>>>
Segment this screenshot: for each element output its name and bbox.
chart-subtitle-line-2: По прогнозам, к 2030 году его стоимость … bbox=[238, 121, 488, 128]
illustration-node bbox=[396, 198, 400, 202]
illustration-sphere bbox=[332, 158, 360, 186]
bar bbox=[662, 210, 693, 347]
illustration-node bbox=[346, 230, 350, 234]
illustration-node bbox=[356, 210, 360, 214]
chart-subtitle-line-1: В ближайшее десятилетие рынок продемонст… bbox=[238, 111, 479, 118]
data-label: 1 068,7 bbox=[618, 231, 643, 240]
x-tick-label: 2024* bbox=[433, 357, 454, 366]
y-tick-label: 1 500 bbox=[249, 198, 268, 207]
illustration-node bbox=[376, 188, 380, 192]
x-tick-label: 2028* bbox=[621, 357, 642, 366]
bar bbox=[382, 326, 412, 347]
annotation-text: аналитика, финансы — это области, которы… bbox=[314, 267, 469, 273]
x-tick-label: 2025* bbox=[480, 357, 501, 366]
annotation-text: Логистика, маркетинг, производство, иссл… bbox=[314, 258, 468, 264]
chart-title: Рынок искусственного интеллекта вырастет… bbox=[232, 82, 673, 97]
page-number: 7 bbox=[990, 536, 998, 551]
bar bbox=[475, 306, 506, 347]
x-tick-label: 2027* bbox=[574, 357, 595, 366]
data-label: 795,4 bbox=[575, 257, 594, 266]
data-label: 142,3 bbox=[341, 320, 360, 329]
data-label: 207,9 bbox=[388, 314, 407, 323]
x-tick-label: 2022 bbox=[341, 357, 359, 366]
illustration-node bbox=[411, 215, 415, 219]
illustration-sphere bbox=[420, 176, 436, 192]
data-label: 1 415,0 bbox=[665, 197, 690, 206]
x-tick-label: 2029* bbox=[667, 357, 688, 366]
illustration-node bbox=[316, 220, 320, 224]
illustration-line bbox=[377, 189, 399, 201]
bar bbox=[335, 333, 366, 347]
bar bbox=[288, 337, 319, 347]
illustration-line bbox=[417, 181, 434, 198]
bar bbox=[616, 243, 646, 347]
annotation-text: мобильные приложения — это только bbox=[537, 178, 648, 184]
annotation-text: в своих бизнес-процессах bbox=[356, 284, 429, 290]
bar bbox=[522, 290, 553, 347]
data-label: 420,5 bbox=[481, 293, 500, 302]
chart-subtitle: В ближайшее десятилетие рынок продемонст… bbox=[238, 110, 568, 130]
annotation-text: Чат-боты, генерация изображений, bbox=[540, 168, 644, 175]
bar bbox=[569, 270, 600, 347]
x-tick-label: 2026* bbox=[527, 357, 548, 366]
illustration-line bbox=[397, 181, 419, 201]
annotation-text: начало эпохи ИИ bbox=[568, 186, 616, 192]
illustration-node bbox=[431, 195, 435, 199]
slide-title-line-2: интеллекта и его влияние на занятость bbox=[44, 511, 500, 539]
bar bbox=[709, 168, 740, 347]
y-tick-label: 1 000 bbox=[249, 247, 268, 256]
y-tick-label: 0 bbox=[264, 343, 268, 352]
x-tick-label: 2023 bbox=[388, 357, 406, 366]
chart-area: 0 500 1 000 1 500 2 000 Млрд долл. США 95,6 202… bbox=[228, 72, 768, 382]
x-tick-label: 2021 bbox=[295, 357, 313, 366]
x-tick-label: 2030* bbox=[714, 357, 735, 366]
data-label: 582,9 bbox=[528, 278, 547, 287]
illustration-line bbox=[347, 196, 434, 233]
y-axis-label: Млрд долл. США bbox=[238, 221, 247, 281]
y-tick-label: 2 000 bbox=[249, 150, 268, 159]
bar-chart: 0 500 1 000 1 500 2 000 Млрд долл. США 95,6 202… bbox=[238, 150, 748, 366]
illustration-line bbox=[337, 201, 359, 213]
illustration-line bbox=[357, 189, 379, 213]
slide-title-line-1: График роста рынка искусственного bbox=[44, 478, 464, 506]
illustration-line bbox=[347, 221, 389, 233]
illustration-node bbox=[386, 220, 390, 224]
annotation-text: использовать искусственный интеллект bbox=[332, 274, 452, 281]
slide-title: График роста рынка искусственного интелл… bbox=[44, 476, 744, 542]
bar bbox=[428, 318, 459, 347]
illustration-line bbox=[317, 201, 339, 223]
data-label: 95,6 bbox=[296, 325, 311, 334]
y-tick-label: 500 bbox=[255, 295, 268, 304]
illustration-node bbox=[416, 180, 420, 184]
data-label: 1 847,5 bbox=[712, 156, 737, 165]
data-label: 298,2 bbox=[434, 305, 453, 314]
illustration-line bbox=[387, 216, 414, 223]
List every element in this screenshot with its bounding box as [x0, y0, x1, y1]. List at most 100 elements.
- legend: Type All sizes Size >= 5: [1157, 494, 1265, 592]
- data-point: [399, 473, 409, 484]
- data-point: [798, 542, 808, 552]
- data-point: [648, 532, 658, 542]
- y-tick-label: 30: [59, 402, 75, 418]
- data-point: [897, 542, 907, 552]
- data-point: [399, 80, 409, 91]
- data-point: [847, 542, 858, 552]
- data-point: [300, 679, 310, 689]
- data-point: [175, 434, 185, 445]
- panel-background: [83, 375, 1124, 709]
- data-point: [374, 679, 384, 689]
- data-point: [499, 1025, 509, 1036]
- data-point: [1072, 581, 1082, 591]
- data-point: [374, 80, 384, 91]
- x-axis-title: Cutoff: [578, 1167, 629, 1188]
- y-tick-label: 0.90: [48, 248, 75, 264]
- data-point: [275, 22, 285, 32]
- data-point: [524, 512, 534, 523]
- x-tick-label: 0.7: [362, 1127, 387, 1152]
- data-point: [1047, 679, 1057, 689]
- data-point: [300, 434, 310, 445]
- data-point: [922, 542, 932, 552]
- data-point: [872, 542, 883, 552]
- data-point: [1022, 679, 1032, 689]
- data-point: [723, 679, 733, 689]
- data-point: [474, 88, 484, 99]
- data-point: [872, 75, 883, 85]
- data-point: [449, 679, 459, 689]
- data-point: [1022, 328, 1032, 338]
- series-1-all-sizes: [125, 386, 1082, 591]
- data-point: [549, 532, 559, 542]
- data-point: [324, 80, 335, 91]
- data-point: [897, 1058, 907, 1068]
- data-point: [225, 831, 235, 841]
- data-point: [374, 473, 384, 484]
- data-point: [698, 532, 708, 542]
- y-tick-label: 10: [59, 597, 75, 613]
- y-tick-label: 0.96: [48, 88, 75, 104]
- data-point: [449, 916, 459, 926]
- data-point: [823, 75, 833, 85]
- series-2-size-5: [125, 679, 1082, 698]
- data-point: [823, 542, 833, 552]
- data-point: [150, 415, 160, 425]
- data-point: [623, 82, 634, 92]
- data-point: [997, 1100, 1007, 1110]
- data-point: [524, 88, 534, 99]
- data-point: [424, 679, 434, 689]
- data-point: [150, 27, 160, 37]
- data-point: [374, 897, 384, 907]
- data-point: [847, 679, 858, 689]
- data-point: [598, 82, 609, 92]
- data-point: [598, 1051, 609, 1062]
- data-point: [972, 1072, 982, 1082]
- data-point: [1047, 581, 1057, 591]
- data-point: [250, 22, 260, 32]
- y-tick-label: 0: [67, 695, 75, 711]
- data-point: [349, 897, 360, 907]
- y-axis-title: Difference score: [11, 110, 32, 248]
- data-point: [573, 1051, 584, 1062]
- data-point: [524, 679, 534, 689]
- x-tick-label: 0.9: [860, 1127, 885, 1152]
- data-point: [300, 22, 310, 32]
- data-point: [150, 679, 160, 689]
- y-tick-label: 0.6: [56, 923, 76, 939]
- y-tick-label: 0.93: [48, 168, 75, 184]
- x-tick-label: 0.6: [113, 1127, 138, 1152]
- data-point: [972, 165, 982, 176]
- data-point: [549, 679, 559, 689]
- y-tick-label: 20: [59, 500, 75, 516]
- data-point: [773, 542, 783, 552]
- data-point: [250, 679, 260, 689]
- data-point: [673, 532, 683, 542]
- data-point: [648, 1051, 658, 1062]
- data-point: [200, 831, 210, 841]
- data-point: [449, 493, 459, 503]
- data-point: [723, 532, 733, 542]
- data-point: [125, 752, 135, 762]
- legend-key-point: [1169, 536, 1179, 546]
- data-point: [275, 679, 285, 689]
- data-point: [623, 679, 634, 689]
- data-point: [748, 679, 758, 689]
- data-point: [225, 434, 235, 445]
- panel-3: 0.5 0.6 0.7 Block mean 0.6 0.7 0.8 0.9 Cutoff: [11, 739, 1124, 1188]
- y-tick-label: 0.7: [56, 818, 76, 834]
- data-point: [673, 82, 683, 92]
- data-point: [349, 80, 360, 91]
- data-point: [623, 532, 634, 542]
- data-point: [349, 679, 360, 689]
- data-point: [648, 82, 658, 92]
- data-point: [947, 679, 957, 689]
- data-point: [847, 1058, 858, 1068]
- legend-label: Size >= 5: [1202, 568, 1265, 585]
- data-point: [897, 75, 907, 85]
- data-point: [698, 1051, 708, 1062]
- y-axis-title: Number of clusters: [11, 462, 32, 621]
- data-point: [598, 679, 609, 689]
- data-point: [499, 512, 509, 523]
<<<
▶ _Directions for this task_:
Copy out the stretch from the very first line of the records through the line containing "illustration-sphere bbox=[420, 176, 436, 192]", with both of those lines included and every line kept word for word.

▶ _Full output_:
Segment this screenshot: for each element output its name and bbox.
chart-subtitle-line-2: По прогнозам, к 2030 году его стоимость … bbox=[238, 121, 488, 128]
illustration-node bbox=[396, 198, 400, 202]
illustration-sphere bbox=[332, 158, 360, 186]
bar bbox=[662, 210, 693, 347]
illustration-node bbox=[346, 230, 350, 234]
illustration-node bbox=[356, 210, 360, 214]
chart-subtitle-line-1: В ближайшее десятилетие рынок продемонст… bbox=[238, 111, 479, 118]
data-label: 1 068,7 bbox=[618, 231, 643, 240]
x-tick-label: 2024* bbox=[433, 357, 454, 366]
y-tick-label: 1 500 bbox=[249, 198, 268, 207]
illustration-node bbox=[376, 188, 380, 192]
x-tick-label: 2028* bbox=[621, 357, 642, 366]
bar bbox=[382, 326, 412, 347]
annotation-text: аналитика, финансы — это области, которы… bbox=[314, 267, 469, 273]
x-tick-label: 2025* bbox=[480, 357, 501, 366]
annotation-text: Логистика, маркетинг, производство, иссл… bbox=[314, 258, 468, 264]
chart-title: Рынок искусственного интеллекта вырастет… bbox=[232, 82, 673, 97]
page-number: 7 bbox=[990, 536, 998, 551]
bar bbox=[475, 306, 506, 347]
x-tick-label: 2027* bbox=[574, 357, 595, 366]
data-label: 795,4 bbox=[575, 257, 594, 266]
data-label: 142,3 bbox=[341, 320, 360, 329]
data-label: 207,9 bbox=[388, 314, 407, 323]
x-tick-label: 2022 bbox=[341, 357, 359, 366]
illustration-node bbox=[411, 215, 415, 219]
illustration-sphere bbox=[420, 176, 436, 192]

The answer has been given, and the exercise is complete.